### SET TASK
All the data must come back unchanged, except that pictures are left out.

### SUPPLIED ENTRIES
####
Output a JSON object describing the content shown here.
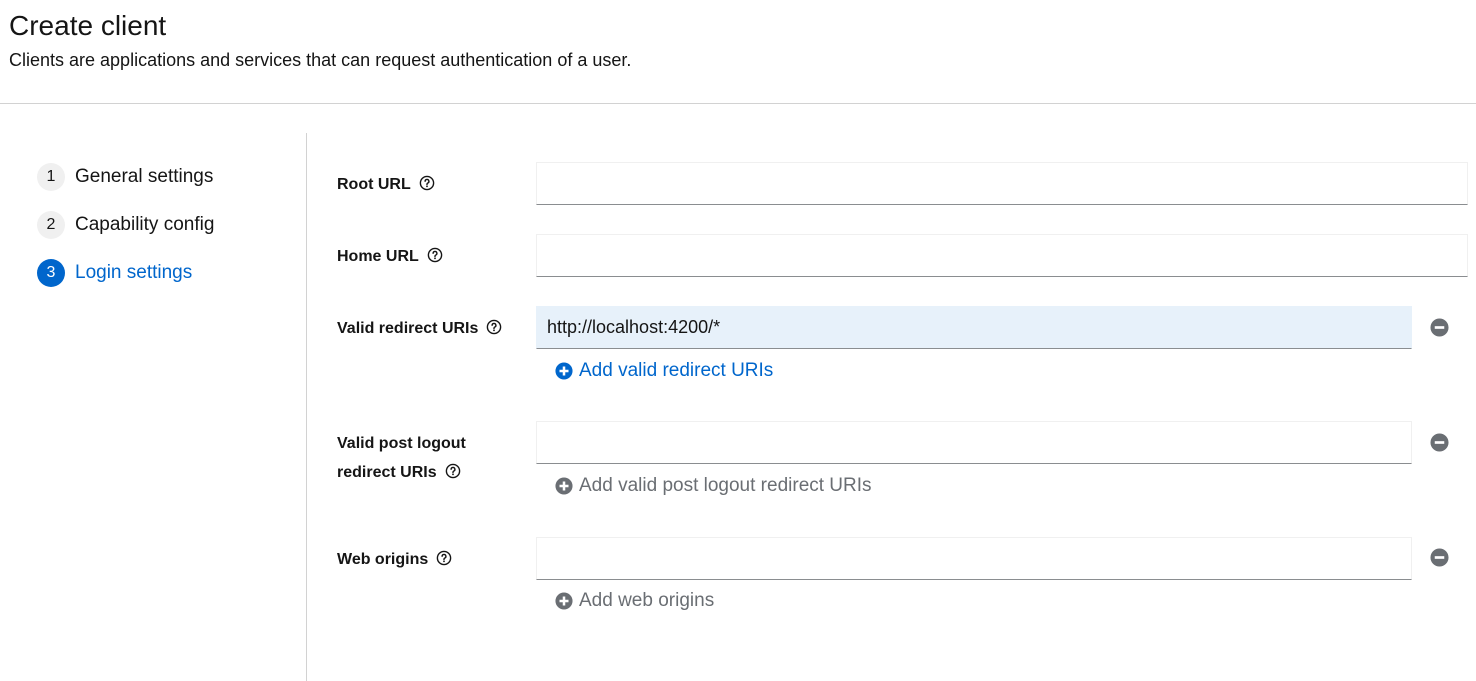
{
  "header": {
    "title": "Create client",
    "subtitle": "Clients are applications and services that can request authentication of a user."
  },
  "wizard": {
    "steps": [
      {
        "number": "1",
        "label": "General settings"
      },
      {
        "number": "2",
        "label": "Capability config"
      },
      {
        "number": "3",
        "label": "Login settings"
      }
    ],
    "current_step": "3"
  },
  "form": {
    "root_url": {
      "label": "Root URL",
      "value": ""
    },
    "home_url": {
      "label": "Home URL",
      "value": ""
    },
    "valid_redirect_uris": {
      "label": "Valid redirect URIs",
      "value": "http://localhost:4200/*",
      "add_label": "Add valid redirect URIs"
    },
    "valid_post_logout": {
      "label_line1": "Valid post logout",
      "label_line2": "redirect URIs",
      "value": "",
      "add_label": "Add valid post logout redirect URIs"
    },
    "web_origins": {
      "label": "Web origins",
      "value": "",
      "add_label": "Add web origins"
    }
  },
  "icons": {
    "help": "help-icon",
    "remove": "minus-circle-icon",
    "add": "plus-circle-icon"
  },
  "colors": {
    "accent": "#0066cc",
    "filled_input_bg": "#e7f1fa",
    "muted_text": "#6a6e73",
    "remove_icon": "#6a6e73"
  }
}
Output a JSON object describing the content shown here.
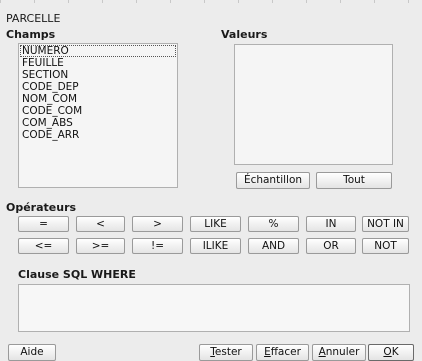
{
  "window": {
    "title": "PARCELLE"
  },
  "fields": {
    "label": "Champs",
    "items": [
      "NUMERO",
      "FEUILLE",
      "SECTION",
      "CODE_DEP",
      "NOM_COM",
      "CODE_COM",
      "COM_ABS",
      "CODE_ARR"
    ],
    "selected_index": 0
  },
  "values": {
    "label": "Valeurs",
    "sample_button": "Échantillon",
    "all_button": "Tout"
  },
  "operators": {
    "label": "Opérateurs",
    "row1": [
      "=",
      "<",
      ">",
      "LIKE",
      "%",
      "IN",
      "NOT IN"
    ],
    "row2": [
      "<=",
      ">=",
      "!=",
      "ILIKE",
      "AND",
      "OR",
      "NOT"
    ]
  },
  "where": {
    "label": "Clause SQL WHERE",
    "value": ""
  },
  "footer": {
    "help": "Aide",
    "test": "Tester",
    "clear": "Effacer",
    "cancel": "Annuler",
    "ok": "OK"
  }
}
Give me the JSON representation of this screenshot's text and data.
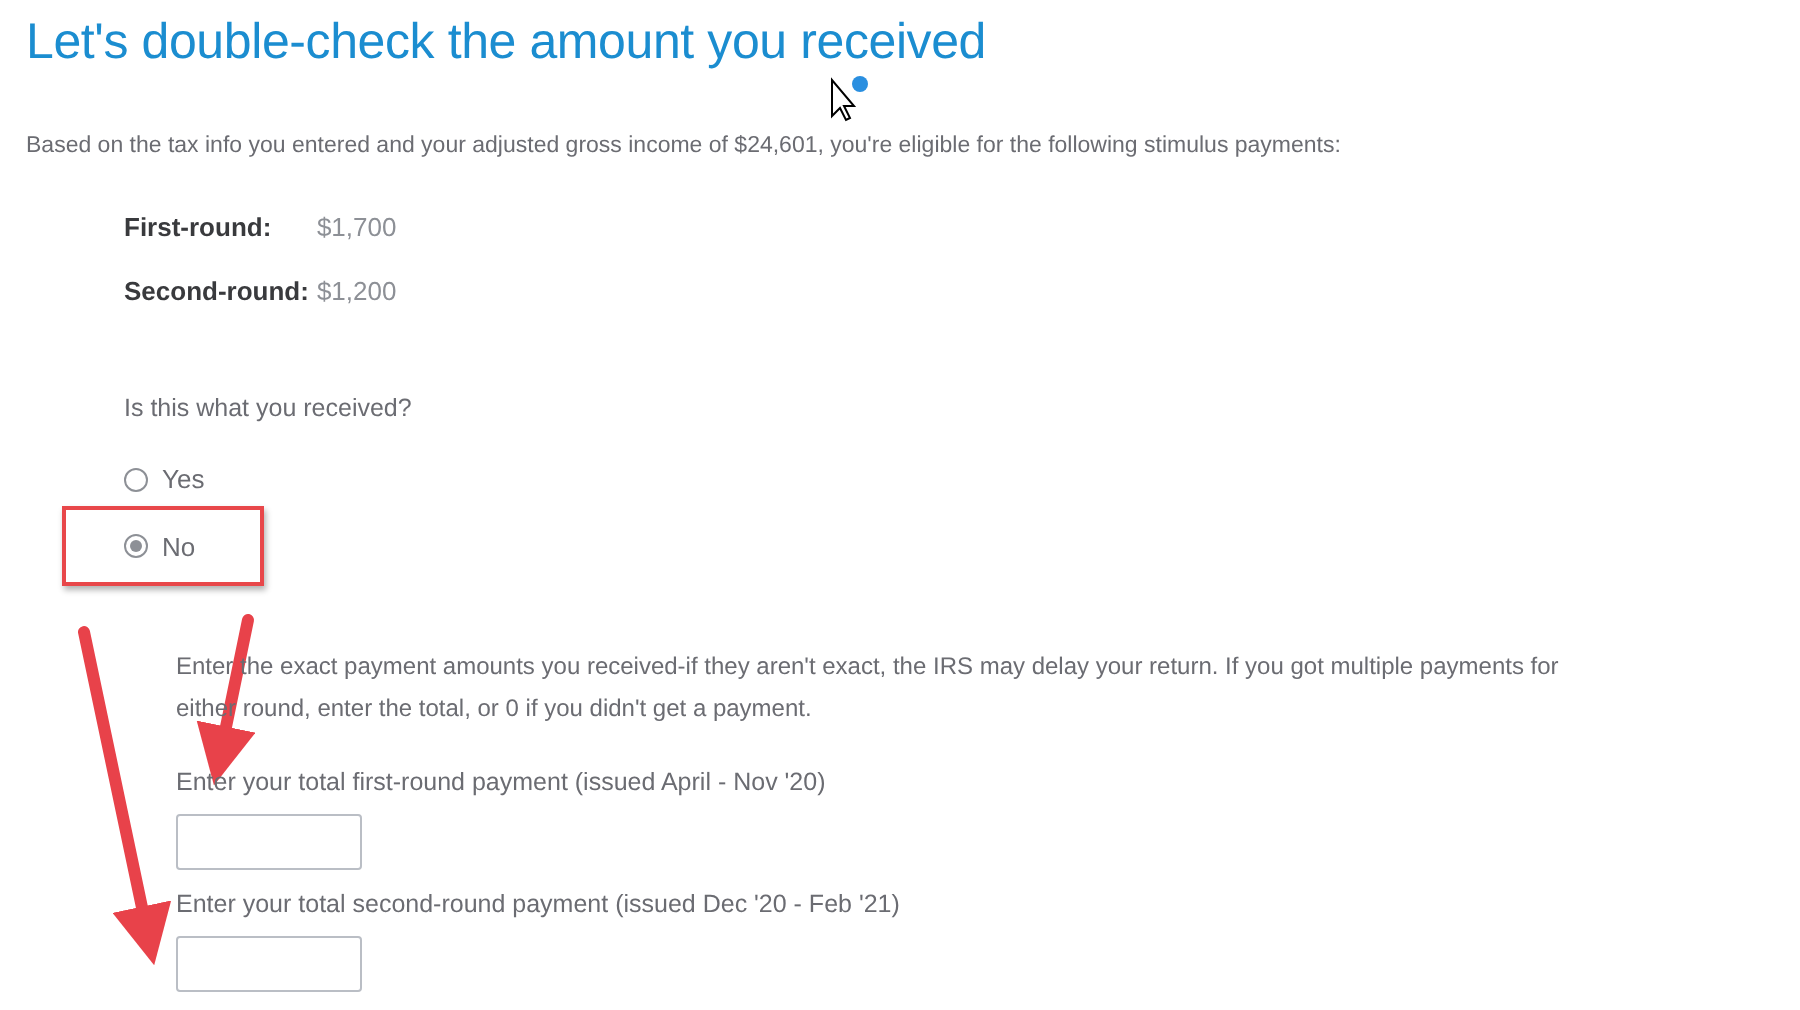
####
### SOLUTION
Output a JSON object describing the content shown here.
{
  "header": {
    "title": "Create client",
    "subtitle": "Clients are applications and services that can request authentication of a user."
  },
  "wizard": {
    "steps": [
      {
        "number": "1",
        "label": "General settings"
      },
      {
        "number": "2",
        "label": "Capability config"
      },
      {
        "number": "3",
        "label": "Login settings"
      }
    ],
    "current_step": "3"
  },
  "form": {
    "root_url": {
      "label": "Root URL",
      "value": ""
    },
    "home_url": {
      "label": "Home URL",
      "value": ""
    },
    "valid_redirect_uris": {
      "label": "Valid redirect URIs",
      "value": "http://localhost:4200/*",
      "add_label": "Add valid redirect URIs"
    },
    "valid_post_logout": {
      "label_line1": "Valid post logout",
      "label_line2": "redirect URIs",
      "value": "",
      "add_label": "Add valid post logout redirect URIs"
    },
    "web_origins": {
      "label": "Web origins",
      "value": "",
      "add_label": "Add web origins"
    }
  },
  "icons": {
    "help": "help-icon",
    "remove": "minus-circle-icon",
    "add": "plus-circle-icon"
  },
  "colors": {
    "accent": "#0066cc",
    "filled_input_bg": "#e7f1fa",
    "muted_text": "#6a6e73",
    "remove_icon": "#6a6e73"
  }
}
Output a JSON object describing the content shown here.
{
  "window": {
    "title": "PARCELLE"
  },
  "fields": {
    "label": "Champs",
    "items": [
      "NUMERO",
      "FEUILLE",
      "SECTION",
      "CODE_DEP",
      "NOM_COM",
      "CODE_COM",
      "COM_ABS",
      "CODE_ARR"
    ],
    "selected_index": 0
  },
  "values": {
    "label": "Valeurs",
    "sample_button": "Échantillon",
    "all_button": "Tout"
  },
  "operators": {
    "label": "Opérateurs",
    "row1": [
      "=",
      "<",
      ">",
      "LIKE",
      "%",
      "IN",
      "NOT IN"
    ],
    "row2": [
      "<=",
      ">=",
      "!=",
      "ILIKE",
      "AND",
      "OR",
      "NOT"
    ]
  },
  "where": {
    "label": "Clause SQL WHERE",
    "value": ""
  },
  "footer": {
    "help": "Aide",
    "test": "Tester",
    "clear": "Effacer",
    "cancel": "Annuler",
    "ok": "OK"
  }
}
Give me the JSON representation of this screenshot's text and data.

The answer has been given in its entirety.